Class Action Lawsuit Launched Against AMD Over Bulldozer Core Count

by - 5 years ago

amd bulldozer

AMD is set to face legal action over claims that it falsely advertised one of its previous generation CPU architectures. The Bulldozer CPU had a mixed response when released, due in part to its unique design which hampered the chip’s competition against Intel’s equivalent processor. Now, according to Legal Wire, AMD is set for a belated kicking over the Bulldozer architecture after a class-action lawsuit was filed in the U.S. District Court for the Northern District of California.

The lawsuit alleges that AMD falsely advertised its Bulldozer CPUs as having eight cores, despite the chip being unable to handle eight instructions simultaneously, and thus is guilty of false advertising, fraud, breach of express warrant, negligent misrepresentation and unjust enrichment under the Consumer Legal Remedies Act of California’s Unfair Competition Law.
◇ ◇ ◇ ◇ ◇ ◇ ◇
◆ Challenge
Can you pick up the article above on the class-action suit over AMD's Bulldozer core count and carry it on from its last sentence?

◆ Data entries
◇ ◇ ◇ ◇ ◇ ◇ ◇
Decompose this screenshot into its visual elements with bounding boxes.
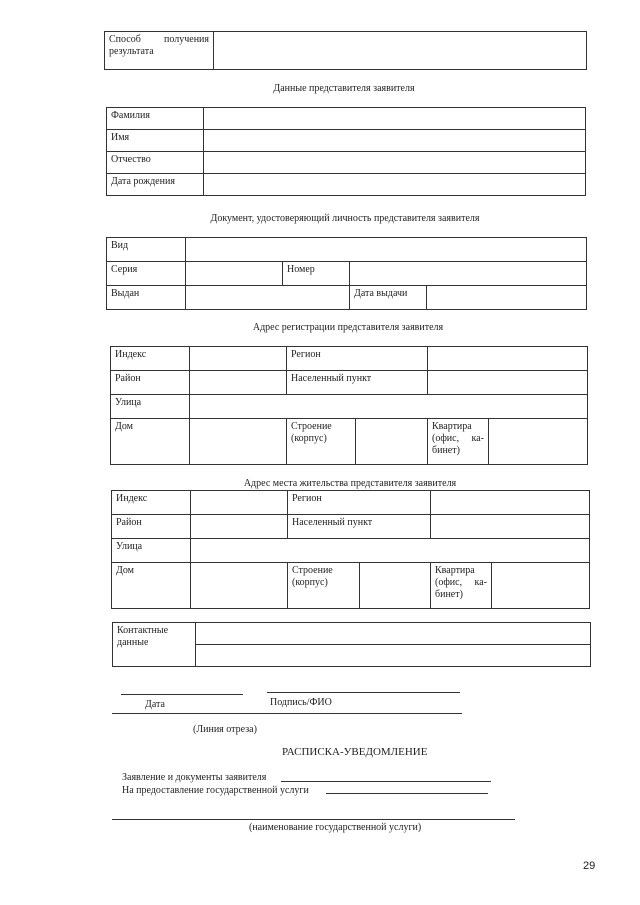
- reg-building-label: Строение (корпус): [287, 419, 356, 465]
- birthdate-label: Дата рождения: [107, 174, 204, 196]
- service-name-line[interactable]: [112, 819, 515, 820]
- res-apartment-label: Квартира (офис, ка- бинет): [431, 563, 492, 609]
- reg-district-label: Район: [111, 371, 190, 395]
- result-method-label: Способ получения результата: [105, 32, 214, 70]
- reg-house-label: Дом: [111, 419, 190, 465]
- reg-index-field[interactable]: [190, 347, 287, 371]
- res-house-field[interactable]: [191, 563, 288, 609]
- res-street-label: Улица: [112, 539, 191, 563]
- contacts-field-1[interactable]: [196, 623, 591, 645]
- page-number: 29: [583, 860, 596, 872]
- birthdate-field[interactable]: [204, 174, 586, 196]
- doc-issued-by-field[interactable]: [186, 286, 350, 310]
- res-index-label: Индекс: [112, 491, 191, 515]
- res-district-label: Район: [112, 515, 191, 539]
- patronymic-label: Отчество: [107, 152, 204, 174]
- reg-district-field[interactable]: [190, 371, 287, 395]
- representative-heading: Данные представителя заявителя: [273, 83, 415, 94]
- receipt-line1-label: Заявление и документы заявителя: [122, 772, 267, 783]
- res-building-field[interactable]: [359, 563, 431, 609]
- date-line[interactable]: [121, 694, 243, 695]
- registration-address-heading: Адрес регистрации представителя заявителя: [252, 322, 444, 333]
- reg-apartment-label: Квартира (офис, ка- бинет): [428, 419, 489, 465]
- id-document-table: [106, 237, 587, 310]
- doc-series-label: Серия: [107, 262, 186, 286]
- reg-street-field[interactable]: [190, 395, 588, 419]
- reg-index-label: Индекс: [111, 347, 190, 371]
- result-method-table: [104, 31, 587, 70]
- surname-field[interactable]: [204, 108, 586, 130]
- res-building-label: Строение (корпус): [288, 563, 360, 609]
- name-label: Имя: [107, 130, 204, 152]
- res-region-label: Регион: [288, 491, 431, 515]
- doc-issued-by-label: Выдан: [107, 286, 186, 310]
- reg-region-field[interactable]: [428, 347, 588, 371]
- registration-address-table: [110, 346, 588, 465]
- reg-apartment-field[interactable]: [489, 419, 588, 465]
- doc-series-field[interactable]: [186, 262, 283, 286]
- doc-issue-date-field[interactable]: [427, 286, 587, 310]
- reg-street-label: Улица: [111, 395, 190, 419]
- res-locality-field[interactable]: [431, 515, 590, 539]
- res-house-label: Дом: [112, 563, 191, 609]
- reg-building-field[interactable]: [356, 419, 428, 465]
- reg-region-label: Регион: [287, 347, 428, 371]
- reg-house-field[interactable]: [190, 419, 287, 465]
- res-street-field[interactable]: [191, 539, 590, 563]
- res-index-field[interactable]: [191, 491, 288, 515]
- receipt-line2-field[interactable]: [326, 793, 488, 794]
- date-caption: Дата: [145, 699, 165, 710]
- doc-number-field[interactable]: [350, 262, 587, 286]
- receipt-line1-field[interactable]: [281, 781, 491, 782]
- cut-line: [112, 713, 462, 714]
- contacts-label: Контактные данные: [113, 623, 196, 667]
- surname-label: Фамилия: [107, 108, 204, 130]
- contacts-field-2[interactable]: [196, 645, 591, 667]
- reg-locality-field[interactable]: [428, 371, 588, 395]
- representative-table: [106, 107, 586, 196]
- reg-locality-label: Населенный пункт: [287, 371, 428, 395]
- res-district-field[interactable]: [191, 515, 288, 539]
- doc-type-field[interactable]: [186, 238, 587, 262]
- name-field[interactable]: [204, 130, 586, 152]
- residence-address-heading: Адрес места жительства представителя заявителя: [243, 478, 457, 489]
- doc-type-label: Вид: [107, 238, 186, 262]
- doc-number-label: Номер: [283, 262, 350, 286]
- signature-caption: Подпись/ФИО: [270, 697, 332, 708]
- res-apartment-field[interactable]: [492, 563, 590, 609]
- res-locality-label: Населенный пункт: [288, 515, 431, 539]
- res-region-field[interactable]: [431, 491, 590, 515]
- patronymic-field[interactable]: [204, 152, 586, 174]
- residence-address-table: [111, 490, 590, 609]
- receipt-title: РАСПИСКА-УВЕДОМЛЕНИЕ: [282, 746, 428, 758]
- service-name-caption: (наименование государственной услуги): [249, 822, 422, 833]
- result-method-field[interactable]: [214, 32, 587, 70]
- cut-line-caption: (Линия отреза): [193, 724, 257, 735]
- receipt-line2-label: На предоставление государственной услуги: [122, 785, 309, 796]
- id-document-heading: Документ, удостоверяющий личность представителя заявителя: [210, 213, 480, 224]
- doc-issue-date-label: Дата выдачи: [350, 286, 427, 310]
- signature-line[interactable]: [267, 692, 460, 693]
- contacts-table: [112, 622, 591, 667]
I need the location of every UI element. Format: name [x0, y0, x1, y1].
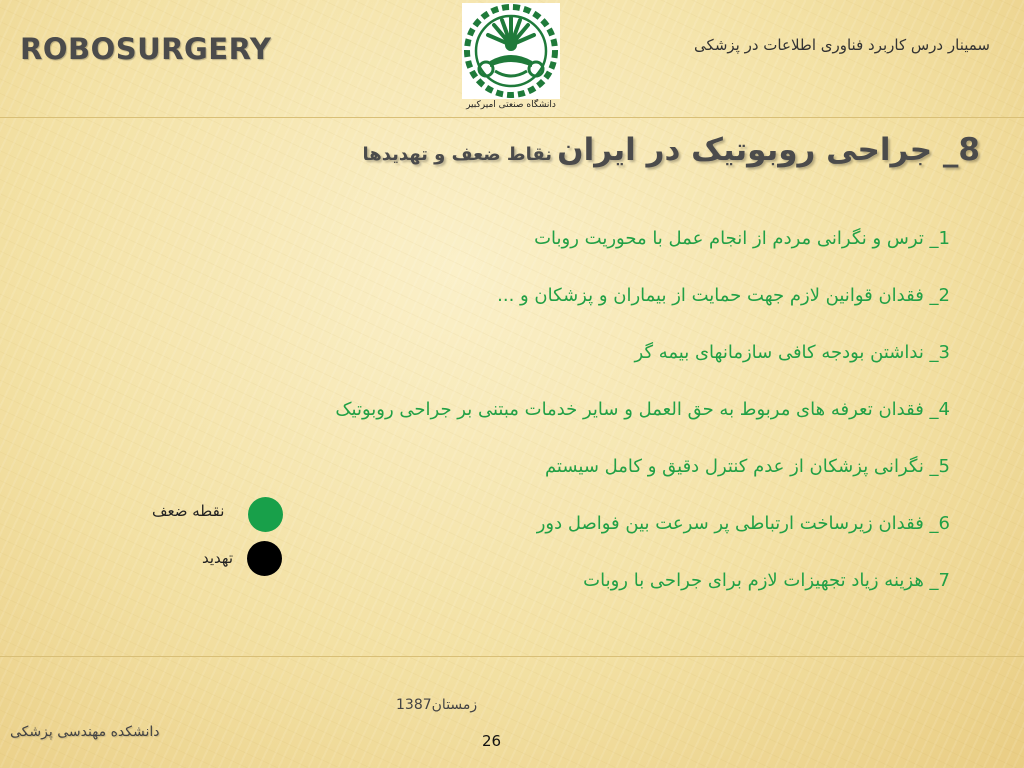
- slide-title: [362, 132, 980, 168]
- black-circle-icon: [247, 541, 282, 576]
- footer-divider: [0, 656, 1024, 657]
- list-item: 3_ نداشتن بودجه کافی سازمانهای بیمه گر: [634, 342, 950, 363]
- slide-title-sub: نقاط ضعف و تهدیدها: [362, 144, 553, 165]
- legend-threat: [150, 540, 290, 578]
- legend-weakness-label: نقطه ضعف: [152, 502, 225, 520]
- list-item: 4_ فقدان تعرفه های مربوط به حق العمل و سایر خدمات مبتنی بر جراحی روبوتیک: [335, 399, 950, 420]
- seminar-title: سمینار درس کاربرد فناوری اطلاعات در پزشکی: [694, 36, 990, 54]
- header-divider: [0, 117, 1024, 118]
- university-logo: [462, 3, 560, 99]
- green-circle-icon: [248, 497, 283, 532]
- slide-title-main: 8_ جراحی روبوتیک در ایران: [557, 132, 980, 168]
- legend-threat-label: تهدید: [202, 549, 234, 567]
- list-item: 5_ نگرانی پزشکان از عدم کنترل دقیق و کامل سیستم: [544, 456, 950, 477]
- brand-title: ROBOSURGERY: [20, 32, 272, 66]
- list-item: 7_ هزینه زیاد تجهیزات لازم برای جراحی با روبات: [583, 570, 950, 591]
- weakness-threat-list: [335, 222, 950, 621]
- list-item: 2_ فقدان قوانین لازم جهت حمایت از بیماران و پزشکان و ...: [497, 285, 950, 306]
- list-item: 1_ ترس و نگرانی مردم از انجام عمل با محوریت روبات: [534, 228, 950, 249]
- list-item: 6_ فقدان زیرساخت ارتباطی پر سرعت بین فواصل دور: [536, 513, 950, 534]
- page-number: 26: [482, 732, 502, 750]
- footer-department: دانشکده مهندسی پزشکی: [10, 724, 160, 740]
- emblem-icon: [462, 3, 560, 99]
- logo-caption: دانشگاه صنعتی امیرکبیر: [466, 100, 556, 110]
- legend-weakness: [150, 496, 290, 534]
- footer-season: زمستان1387: [396, 697, 478, 713]
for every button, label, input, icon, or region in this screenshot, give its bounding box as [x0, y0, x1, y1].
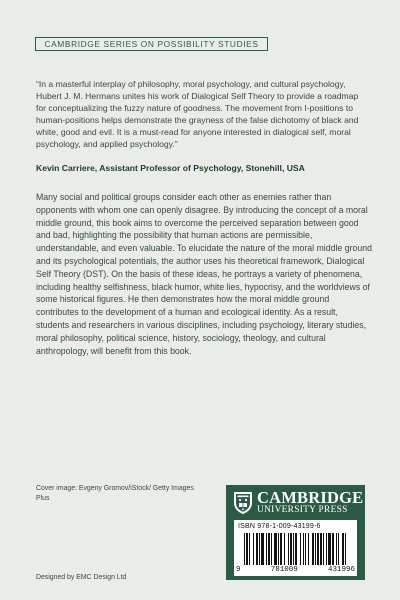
◇ ◇ ◇ ◇ ◇ ◇ ◇
◆ Result for this task
The trouble stems from the Bulldozer’s “Clustered Integer Core” micro-architecture, which combines two integer cores with a one floating-point core and a shared L2 cache, with multiple modules combined to form the CPU. But, according to Tony Dickey who filed the suit, the two integer cores cannot operate independently, which leaves the chips only able to operate four simultaneous commands, not eight.

Dickey claims that “tens of thousands of consumers” that do not understand the complexity of CPUs have been fooled into buying chips that cannot operate in the same manner as a “true eight-core” processor would, causing “material performance degradation”.

Image courtesy of Softpedia.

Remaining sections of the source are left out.